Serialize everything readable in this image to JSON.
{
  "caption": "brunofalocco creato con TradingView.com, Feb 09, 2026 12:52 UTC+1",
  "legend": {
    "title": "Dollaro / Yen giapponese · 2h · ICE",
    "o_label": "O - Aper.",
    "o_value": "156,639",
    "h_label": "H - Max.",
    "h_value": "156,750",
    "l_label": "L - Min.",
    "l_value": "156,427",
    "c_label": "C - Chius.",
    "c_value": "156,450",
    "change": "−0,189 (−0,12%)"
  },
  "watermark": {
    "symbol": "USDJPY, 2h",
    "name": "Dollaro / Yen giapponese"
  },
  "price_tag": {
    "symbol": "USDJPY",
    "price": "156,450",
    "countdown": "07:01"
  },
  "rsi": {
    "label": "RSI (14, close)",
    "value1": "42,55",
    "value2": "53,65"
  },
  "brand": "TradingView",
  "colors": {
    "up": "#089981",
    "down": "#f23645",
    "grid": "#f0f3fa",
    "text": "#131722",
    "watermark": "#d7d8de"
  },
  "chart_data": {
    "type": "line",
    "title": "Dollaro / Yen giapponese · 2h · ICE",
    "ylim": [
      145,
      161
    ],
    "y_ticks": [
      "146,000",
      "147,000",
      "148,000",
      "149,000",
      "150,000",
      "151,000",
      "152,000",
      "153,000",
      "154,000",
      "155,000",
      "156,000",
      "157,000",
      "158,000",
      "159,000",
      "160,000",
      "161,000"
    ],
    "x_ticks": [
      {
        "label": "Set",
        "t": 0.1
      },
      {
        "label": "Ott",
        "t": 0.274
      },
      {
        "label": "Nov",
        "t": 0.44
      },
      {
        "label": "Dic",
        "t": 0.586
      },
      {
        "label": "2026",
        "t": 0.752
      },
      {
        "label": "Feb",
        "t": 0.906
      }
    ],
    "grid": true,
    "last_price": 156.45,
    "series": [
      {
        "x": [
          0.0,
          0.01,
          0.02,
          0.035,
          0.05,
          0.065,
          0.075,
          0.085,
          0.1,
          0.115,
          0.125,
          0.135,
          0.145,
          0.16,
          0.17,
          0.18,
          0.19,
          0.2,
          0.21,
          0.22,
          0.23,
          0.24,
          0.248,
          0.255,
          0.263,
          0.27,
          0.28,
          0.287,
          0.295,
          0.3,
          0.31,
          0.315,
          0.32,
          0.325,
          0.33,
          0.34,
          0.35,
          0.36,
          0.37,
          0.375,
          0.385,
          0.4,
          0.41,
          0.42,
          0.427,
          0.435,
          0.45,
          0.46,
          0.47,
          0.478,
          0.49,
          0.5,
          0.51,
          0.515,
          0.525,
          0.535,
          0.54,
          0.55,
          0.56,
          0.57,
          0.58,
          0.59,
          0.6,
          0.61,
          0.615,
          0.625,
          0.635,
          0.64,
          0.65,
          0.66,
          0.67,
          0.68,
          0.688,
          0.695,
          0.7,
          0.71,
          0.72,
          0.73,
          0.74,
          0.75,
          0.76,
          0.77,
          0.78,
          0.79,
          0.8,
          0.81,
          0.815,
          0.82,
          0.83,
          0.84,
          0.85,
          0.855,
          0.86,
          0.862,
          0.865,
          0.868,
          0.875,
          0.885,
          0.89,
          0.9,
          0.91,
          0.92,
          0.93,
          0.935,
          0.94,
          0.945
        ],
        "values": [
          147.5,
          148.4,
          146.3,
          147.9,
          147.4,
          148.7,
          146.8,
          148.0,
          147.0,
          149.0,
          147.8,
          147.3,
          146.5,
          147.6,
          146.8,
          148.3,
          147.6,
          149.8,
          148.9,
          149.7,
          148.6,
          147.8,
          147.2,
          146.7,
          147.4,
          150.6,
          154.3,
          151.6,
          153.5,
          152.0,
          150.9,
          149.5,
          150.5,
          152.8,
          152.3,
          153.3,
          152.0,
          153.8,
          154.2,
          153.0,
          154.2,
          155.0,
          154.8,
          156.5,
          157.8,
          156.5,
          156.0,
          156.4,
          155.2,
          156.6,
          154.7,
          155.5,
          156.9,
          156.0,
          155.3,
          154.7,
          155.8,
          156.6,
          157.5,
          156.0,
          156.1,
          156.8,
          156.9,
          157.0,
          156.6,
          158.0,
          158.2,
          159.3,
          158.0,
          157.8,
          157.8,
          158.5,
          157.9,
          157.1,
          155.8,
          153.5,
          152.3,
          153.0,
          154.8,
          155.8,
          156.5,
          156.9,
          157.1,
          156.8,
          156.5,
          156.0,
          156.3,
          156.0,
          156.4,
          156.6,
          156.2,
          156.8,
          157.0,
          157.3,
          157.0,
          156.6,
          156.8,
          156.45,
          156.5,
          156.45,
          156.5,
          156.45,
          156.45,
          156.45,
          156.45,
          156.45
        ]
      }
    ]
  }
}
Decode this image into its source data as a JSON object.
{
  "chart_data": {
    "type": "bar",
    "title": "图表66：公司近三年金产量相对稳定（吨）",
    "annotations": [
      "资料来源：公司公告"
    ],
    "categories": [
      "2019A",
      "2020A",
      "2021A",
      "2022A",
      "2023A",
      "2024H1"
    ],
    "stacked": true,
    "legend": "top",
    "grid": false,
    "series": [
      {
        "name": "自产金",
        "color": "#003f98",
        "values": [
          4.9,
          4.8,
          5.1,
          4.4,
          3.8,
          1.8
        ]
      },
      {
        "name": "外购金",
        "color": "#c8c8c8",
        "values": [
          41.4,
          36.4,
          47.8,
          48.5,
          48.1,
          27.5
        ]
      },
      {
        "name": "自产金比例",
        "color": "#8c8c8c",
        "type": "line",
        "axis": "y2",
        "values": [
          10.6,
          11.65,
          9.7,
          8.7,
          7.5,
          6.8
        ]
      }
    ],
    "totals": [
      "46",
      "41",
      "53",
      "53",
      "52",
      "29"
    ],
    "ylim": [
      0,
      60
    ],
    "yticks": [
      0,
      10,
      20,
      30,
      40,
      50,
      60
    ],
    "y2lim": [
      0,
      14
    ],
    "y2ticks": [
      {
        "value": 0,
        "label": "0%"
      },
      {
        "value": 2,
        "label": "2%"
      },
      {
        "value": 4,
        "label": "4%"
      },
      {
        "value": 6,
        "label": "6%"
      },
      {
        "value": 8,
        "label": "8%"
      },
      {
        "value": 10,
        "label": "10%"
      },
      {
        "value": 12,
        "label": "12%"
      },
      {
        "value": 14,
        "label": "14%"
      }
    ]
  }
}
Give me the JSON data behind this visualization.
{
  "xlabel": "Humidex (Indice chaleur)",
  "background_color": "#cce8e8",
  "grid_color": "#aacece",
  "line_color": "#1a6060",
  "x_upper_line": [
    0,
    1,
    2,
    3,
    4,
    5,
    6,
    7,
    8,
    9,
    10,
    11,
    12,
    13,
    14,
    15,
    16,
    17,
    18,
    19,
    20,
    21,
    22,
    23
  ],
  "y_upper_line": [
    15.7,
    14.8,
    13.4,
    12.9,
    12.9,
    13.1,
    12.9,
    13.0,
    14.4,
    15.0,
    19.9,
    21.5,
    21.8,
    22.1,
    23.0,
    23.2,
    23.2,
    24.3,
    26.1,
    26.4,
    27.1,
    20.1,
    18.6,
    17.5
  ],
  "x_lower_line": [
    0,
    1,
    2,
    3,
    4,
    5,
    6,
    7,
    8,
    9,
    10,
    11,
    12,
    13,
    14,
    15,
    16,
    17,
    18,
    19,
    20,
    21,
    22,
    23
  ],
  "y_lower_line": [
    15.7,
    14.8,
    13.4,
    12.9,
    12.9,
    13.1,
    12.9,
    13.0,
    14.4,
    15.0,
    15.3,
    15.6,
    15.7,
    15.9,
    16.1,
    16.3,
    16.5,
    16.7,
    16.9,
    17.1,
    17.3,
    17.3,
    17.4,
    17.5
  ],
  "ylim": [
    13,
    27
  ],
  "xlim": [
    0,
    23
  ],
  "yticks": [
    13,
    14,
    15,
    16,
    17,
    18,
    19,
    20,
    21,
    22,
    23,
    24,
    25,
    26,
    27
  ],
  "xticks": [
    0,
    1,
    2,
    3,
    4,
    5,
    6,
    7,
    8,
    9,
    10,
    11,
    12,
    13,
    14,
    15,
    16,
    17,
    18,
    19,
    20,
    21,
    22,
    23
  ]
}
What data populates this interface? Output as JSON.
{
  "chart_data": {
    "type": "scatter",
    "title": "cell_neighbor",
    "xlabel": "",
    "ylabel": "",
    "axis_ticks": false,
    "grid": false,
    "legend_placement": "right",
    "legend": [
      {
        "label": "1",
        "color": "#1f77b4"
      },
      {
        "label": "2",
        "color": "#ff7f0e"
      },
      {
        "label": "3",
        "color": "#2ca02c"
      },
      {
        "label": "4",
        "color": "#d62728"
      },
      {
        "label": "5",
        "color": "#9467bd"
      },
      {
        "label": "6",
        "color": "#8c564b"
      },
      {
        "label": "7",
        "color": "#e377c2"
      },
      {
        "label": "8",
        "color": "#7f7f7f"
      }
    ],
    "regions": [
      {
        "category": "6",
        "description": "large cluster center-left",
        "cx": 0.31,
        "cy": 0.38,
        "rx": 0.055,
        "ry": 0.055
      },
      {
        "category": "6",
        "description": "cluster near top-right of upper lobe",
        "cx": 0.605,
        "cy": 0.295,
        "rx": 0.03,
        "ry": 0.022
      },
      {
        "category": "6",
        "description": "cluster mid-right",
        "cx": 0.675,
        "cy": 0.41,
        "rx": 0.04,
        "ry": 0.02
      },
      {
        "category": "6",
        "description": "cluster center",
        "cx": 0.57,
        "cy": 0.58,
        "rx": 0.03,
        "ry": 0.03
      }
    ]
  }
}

**WORK TO COMPLETE**
Using the listing above, pull out all lines that hold the word "TradingView".

**SOLUTION TO THE PROBLEM**
  "caption": "brunofalocco creato con TradingView.com, Feb 09, 2026 12:52 UTC+1",
  "brand": "TradingView",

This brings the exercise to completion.